Short task
List, from the lines below, each one with "Autres" in it.

Listed entries
---*---

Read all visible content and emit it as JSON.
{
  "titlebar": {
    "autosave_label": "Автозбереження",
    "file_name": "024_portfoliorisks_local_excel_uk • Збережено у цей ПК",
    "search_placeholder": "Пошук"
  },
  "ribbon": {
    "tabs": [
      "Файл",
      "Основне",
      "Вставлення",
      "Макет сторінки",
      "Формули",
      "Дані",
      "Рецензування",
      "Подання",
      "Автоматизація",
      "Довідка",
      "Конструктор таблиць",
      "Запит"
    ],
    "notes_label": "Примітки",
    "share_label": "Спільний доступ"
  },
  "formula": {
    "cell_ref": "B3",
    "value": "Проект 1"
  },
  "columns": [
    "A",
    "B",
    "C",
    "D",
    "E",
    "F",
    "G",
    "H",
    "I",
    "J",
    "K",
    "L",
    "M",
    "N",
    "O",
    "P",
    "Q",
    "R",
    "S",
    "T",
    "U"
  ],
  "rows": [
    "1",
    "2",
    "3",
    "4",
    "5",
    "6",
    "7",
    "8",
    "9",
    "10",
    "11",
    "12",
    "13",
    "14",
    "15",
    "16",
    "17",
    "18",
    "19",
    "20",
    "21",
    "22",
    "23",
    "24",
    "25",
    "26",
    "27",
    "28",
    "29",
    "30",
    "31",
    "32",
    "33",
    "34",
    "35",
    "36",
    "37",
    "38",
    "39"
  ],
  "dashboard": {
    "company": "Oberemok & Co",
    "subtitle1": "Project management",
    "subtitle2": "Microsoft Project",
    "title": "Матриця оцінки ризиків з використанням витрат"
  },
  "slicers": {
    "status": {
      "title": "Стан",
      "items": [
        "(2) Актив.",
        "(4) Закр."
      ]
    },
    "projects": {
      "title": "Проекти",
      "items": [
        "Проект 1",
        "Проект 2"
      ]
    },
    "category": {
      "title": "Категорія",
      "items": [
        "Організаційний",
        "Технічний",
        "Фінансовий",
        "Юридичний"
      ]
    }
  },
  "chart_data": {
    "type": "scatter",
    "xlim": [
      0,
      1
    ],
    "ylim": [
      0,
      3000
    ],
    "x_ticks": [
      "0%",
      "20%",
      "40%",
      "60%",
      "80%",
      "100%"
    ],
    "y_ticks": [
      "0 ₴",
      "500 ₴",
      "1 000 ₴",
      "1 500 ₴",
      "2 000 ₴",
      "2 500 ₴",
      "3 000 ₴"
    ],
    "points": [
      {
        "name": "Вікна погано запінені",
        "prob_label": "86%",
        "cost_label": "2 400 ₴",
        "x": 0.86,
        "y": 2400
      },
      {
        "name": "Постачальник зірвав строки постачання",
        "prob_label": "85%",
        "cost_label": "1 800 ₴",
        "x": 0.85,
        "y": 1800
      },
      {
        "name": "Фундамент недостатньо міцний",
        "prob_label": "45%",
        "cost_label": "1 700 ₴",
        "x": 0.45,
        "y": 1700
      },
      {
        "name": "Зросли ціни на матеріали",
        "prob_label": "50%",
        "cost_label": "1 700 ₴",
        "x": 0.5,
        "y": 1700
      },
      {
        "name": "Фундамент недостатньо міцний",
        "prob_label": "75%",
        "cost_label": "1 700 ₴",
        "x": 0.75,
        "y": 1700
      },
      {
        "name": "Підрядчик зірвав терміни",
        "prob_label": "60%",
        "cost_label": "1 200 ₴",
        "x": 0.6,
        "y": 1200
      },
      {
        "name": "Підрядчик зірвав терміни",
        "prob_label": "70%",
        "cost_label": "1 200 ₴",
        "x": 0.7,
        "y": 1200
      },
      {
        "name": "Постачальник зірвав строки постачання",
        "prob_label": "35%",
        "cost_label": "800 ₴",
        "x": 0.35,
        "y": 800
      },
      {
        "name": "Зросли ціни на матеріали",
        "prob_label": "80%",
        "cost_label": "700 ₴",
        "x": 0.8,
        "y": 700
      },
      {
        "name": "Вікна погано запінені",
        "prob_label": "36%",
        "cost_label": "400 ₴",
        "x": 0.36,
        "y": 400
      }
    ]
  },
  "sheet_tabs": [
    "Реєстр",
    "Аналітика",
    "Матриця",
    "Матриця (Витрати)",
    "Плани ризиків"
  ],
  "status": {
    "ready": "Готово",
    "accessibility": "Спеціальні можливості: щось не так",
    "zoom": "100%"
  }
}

---*---

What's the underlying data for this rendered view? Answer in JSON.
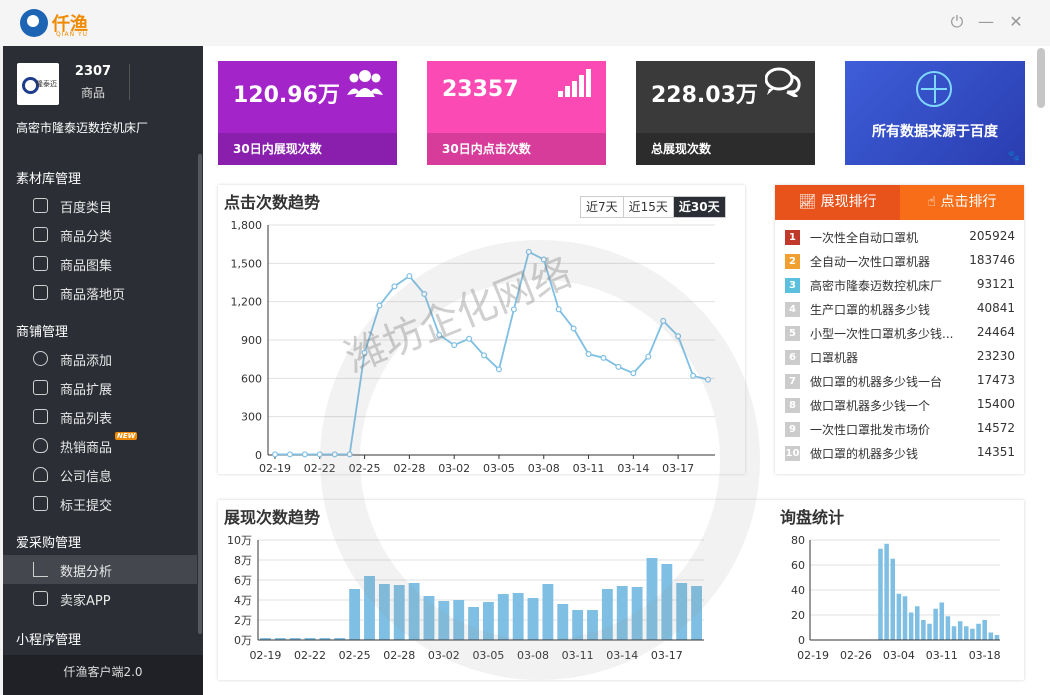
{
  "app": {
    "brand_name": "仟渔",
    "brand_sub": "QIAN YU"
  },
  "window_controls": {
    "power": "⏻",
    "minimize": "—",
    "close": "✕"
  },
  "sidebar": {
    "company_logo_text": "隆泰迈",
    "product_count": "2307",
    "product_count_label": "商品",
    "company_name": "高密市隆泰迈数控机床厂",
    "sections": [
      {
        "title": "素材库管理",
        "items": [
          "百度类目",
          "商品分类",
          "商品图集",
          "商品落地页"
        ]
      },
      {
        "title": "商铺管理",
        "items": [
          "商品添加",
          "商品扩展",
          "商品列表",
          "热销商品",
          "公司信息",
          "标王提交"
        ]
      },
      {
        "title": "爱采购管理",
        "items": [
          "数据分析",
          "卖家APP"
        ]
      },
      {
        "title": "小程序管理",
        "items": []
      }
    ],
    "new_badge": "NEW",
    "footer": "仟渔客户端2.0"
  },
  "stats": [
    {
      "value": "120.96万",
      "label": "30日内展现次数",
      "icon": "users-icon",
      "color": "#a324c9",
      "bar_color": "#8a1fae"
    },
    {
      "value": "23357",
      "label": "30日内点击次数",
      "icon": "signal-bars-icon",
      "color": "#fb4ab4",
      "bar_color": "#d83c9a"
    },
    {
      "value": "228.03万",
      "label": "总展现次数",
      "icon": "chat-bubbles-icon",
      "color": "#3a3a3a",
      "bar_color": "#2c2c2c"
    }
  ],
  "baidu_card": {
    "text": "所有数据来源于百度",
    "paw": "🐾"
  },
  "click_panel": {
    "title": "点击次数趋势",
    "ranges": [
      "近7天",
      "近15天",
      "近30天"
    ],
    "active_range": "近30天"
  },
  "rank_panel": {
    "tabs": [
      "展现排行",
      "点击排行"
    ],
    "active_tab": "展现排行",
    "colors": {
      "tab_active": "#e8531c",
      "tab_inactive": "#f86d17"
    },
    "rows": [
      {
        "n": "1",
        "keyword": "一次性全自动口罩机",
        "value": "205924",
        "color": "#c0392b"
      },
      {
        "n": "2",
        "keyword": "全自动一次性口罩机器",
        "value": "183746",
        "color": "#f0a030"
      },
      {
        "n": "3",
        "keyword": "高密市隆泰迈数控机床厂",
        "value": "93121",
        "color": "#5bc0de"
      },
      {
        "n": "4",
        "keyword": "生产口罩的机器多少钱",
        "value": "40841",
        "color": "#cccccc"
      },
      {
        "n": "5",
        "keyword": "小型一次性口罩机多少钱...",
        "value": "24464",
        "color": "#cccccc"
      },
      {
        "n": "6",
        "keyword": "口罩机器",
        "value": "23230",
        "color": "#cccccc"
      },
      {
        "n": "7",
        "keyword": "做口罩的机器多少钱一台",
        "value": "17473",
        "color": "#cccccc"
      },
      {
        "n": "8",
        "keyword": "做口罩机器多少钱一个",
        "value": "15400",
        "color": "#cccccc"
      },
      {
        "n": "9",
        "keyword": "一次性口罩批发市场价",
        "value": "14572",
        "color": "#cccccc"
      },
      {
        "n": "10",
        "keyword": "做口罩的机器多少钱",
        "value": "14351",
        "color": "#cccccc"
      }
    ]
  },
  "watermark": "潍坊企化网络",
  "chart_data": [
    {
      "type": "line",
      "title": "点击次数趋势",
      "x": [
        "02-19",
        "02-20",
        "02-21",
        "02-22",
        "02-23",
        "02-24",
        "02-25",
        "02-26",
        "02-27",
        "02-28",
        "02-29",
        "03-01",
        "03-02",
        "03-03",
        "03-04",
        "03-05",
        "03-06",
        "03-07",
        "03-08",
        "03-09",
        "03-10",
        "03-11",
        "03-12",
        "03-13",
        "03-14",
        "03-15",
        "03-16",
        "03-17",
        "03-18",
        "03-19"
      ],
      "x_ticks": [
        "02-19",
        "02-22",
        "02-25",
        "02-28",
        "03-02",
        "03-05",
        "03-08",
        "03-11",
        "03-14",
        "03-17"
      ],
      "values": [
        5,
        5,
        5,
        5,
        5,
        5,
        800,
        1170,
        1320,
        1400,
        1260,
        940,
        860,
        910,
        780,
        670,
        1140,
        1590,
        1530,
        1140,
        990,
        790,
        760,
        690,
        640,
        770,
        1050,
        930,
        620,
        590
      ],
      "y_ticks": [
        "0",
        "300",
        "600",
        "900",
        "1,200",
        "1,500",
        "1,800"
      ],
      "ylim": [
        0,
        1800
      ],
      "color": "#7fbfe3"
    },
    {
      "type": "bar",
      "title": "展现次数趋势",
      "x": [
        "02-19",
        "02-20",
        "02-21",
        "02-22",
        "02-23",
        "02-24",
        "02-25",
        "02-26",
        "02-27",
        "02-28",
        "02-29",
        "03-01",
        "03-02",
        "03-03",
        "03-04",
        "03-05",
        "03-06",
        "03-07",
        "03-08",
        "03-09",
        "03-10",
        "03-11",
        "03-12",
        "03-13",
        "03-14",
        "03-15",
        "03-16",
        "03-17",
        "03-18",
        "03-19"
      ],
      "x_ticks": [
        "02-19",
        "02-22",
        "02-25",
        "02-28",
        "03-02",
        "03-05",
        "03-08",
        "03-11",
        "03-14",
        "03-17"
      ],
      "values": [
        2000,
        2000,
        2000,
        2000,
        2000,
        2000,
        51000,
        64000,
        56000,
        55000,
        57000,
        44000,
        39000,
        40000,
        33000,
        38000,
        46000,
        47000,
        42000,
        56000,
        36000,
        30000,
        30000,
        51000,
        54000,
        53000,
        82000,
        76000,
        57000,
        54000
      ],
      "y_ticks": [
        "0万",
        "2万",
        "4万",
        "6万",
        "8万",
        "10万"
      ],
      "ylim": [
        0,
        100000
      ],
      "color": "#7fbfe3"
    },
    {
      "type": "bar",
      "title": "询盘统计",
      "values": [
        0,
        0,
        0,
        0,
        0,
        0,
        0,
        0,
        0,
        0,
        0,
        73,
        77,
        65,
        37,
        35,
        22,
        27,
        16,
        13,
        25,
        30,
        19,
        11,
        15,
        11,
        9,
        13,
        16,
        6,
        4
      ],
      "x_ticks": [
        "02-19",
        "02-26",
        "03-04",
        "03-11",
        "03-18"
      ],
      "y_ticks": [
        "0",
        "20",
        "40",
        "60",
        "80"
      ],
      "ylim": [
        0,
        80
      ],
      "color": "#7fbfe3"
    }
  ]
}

---*---

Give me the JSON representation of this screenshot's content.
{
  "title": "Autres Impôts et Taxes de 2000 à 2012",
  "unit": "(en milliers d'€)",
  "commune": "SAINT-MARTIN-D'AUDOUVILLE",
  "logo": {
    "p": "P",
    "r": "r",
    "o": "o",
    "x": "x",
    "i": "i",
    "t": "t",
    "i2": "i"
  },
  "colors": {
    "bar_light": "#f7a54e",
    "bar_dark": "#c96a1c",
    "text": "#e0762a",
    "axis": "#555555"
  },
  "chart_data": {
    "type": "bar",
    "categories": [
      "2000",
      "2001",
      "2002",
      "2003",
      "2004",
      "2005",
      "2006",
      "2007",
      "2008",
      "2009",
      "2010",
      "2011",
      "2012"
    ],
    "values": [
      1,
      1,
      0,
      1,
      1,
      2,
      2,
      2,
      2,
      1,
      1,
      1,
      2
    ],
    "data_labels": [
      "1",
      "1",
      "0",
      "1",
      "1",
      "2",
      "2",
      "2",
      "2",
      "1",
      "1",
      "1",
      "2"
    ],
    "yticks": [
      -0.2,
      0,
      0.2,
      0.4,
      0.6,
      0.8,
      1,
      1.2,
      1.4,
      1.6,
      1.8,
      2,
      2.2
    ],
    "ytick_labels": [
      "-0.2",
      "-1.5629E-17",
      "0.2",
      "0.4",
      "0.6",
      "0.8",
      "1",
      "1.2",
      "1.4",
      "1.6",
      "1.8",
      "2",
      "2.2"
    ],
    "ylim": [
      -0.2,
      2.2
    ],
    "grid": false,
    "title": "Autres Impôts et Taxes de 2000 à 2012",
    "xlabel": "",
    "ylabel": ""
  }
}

---*---

Correct output
  "title": "Autres Impôts et Taxes de 2000 à 2012",
    "title": "Autres Impôts et Taxes de 2000 à 2012",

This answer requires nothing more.